____ Dataset
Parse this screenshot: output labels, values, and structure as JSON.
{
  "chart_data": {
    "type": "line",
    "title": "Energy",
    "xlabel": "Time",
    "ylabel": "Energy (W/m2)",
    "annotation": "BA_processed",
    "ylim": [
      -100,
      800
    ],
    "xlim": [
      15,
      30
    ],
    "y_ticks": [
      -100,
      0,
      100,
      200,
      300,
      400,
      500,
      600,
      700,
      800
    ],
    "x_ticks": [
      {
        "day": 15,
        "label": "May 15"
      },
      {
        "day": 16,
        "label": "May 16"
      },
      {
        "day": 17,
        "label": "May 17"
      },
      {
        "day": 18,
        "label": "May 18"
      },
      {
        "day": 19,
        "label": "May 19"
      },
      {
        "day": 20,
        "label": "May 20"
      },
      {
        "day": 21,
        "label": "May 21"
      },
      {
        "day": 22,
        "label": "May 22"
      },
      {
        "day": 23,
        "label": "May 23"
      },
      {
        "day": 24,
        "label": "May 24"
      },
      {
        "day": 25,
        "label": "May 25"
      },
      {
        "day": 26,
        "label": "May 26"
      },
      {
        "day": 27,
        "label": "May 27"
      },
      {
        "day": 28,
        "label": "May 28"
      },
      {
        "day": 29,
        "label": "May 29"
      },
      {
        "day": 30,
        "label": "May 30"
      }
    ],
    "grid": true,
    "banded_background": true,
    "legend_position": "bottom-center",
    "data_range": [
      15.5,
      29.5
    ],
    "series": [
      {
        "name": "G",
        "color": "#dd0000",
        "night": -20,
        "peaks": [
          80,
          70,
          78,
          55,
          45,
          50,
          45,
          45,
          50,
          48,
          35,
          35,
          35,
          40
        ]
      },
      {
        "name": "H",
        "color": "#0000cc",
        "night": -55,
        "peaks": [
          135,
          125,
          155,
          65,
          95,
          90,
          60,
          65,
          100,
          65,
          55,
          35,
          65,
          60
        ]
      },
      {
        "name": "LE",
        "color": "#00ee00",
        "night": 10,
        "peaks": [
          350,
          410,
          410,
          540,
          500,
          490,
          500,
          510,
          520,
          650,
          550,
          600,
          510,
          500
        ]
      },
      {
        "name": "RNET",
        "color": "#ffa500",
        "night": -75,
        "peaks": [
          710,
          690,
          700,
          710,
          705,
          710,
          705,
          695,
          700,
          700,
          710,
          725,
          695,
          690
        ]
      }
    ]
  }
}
________
▶ **Short exercise**: From the entries above, extract each line containing "color".

▶ **Task result**:
        "color": "#dd0000",
        "color": "#0000cc",
        "color": "#00ee00",
        "color": "#ffa500",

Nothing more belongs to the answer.